STATED GOAL: Copy each line that holds "data".

INFORMATION SUPPLIED:
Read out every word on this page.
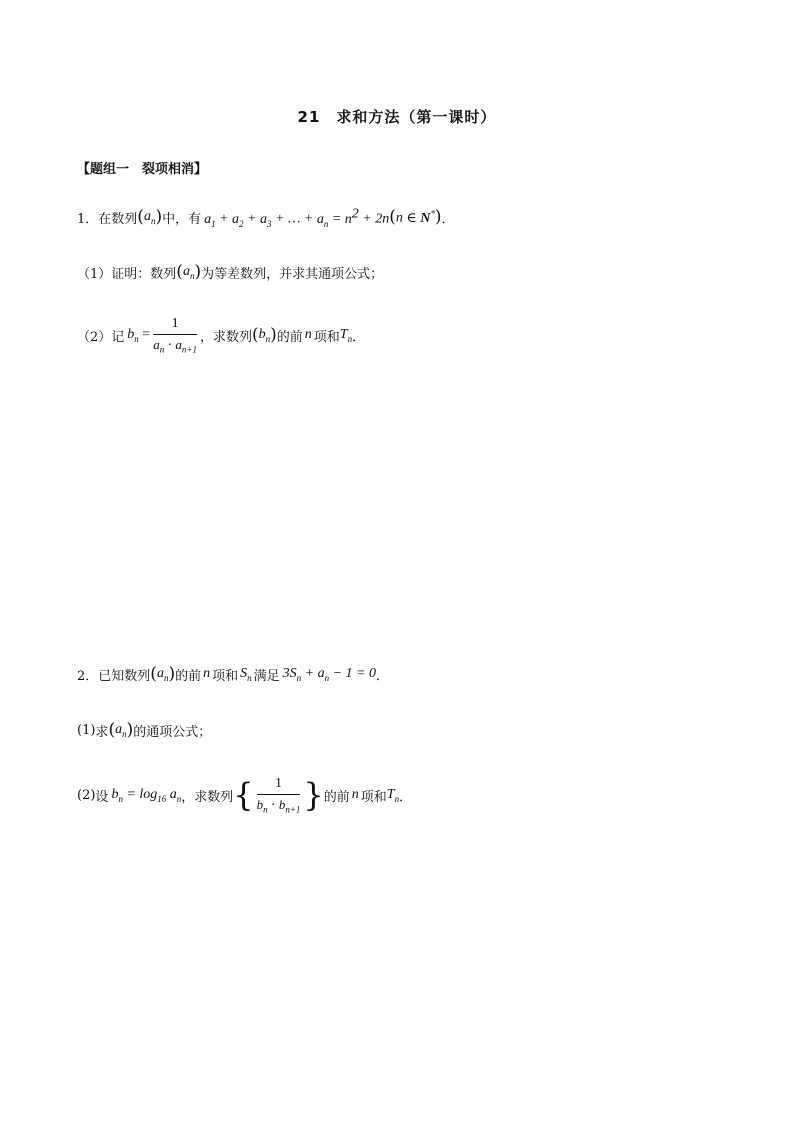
21　求和方法（第一课时）
【题组一　裂项相消】
1． 在数列 ( $a_n$ ) 中，有 $a_1 + a_2 + a_3$ + … + $a_n = n^2 + 2n$ ( n ∈ N* ) ．
（1） 证明：数列 ( $a_n$ ) 为等差数列，并求其通项公式；
（2） 记 $b_n = \frac{1}{a_n \cdot a_{n+1}}$ ，求数列 ( $b_n$ ) 的前 n 项和 $T_n$ ．
2． 已知数列 ( $a_n$ ) 的前 n 项和 $S_n$ 满足 $3S_n + a_n - 1 = 0$ ．
(1) 求 ( $a_n$ ) 的通项公式；
(2) 设 $b_n = \log_{16} a_n$ ，求数列 { $\frac{1}{b_n \cdot b_{n+1}}$ } 的前 n 项和 $T_n$ ．
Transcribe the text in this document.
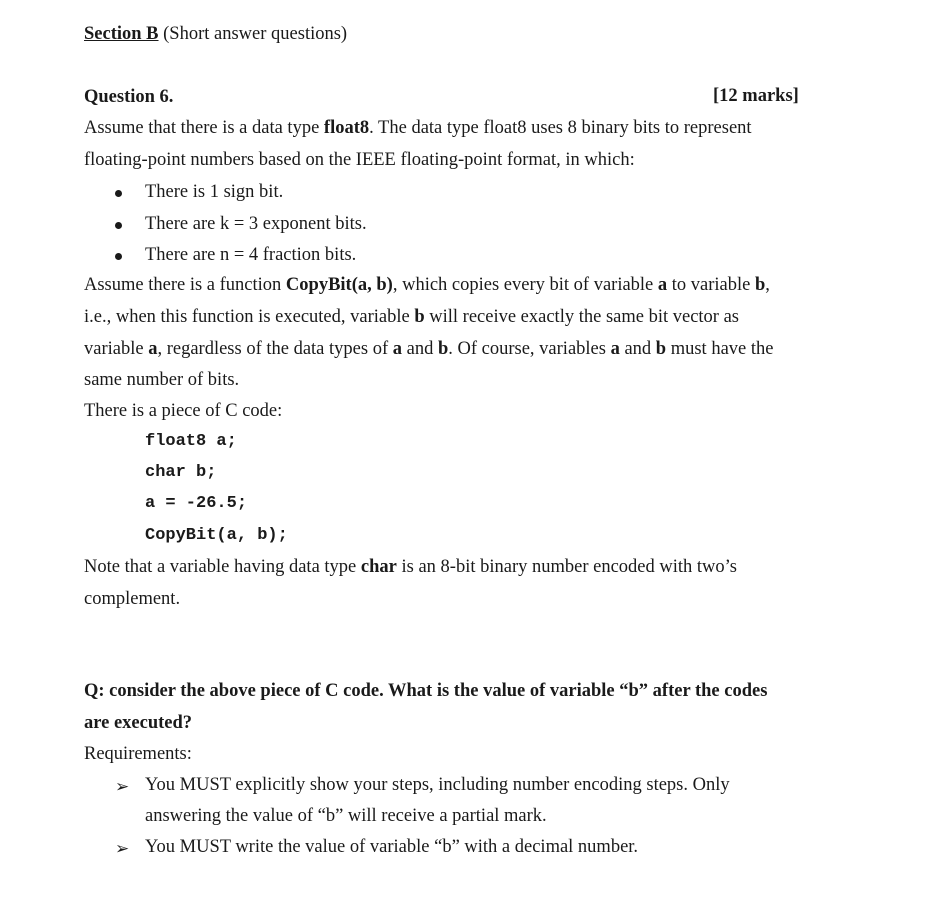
Section B (Short answer questions)
Question 6.	[12 marks]
Assume that there is a data type float8. The data type float8 uses 8 binary bits to represent
floating-point numbers based on the IEEE floating-point format, in which:
There is 1 sign bit.
There are k = 3 exponent bits.
There are n = 4 fraction bits.
Assume there is a function CopyBit(a, b), which copies every bit of variable a to variable b,
i.e., when this function is executed, variable b will receive exactly the same bit vector as
variable a, regardless of the data types of a and b. Of course, variables a and b must have the
same number of bits.
There is a piece of C code:
float8 a;
char b;
a = -26.5;
CopyBit(a, b);
Note that a variable having data type char is an 8-bit binary number encoded with two’s
complement.
Q: consider the above piece of C code. What is the value of variable “b” after the codes
are executed?
Requirements:
➢ You MUST explicitly show your steps, including number encoding steps. Only
answering the value of “b” will receive a partial mark.
➢ You MUST write the value of variable “b” with a decimal number.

FINISHED TASK:
Assume that there is a data type float8. The data type float8 uses 8 binary bits to represent
variable a, regardless of the data types of a and b. Of course, variables a and b must have the
Note that a variable having data type char is an 8-bit binary number encoded with two’s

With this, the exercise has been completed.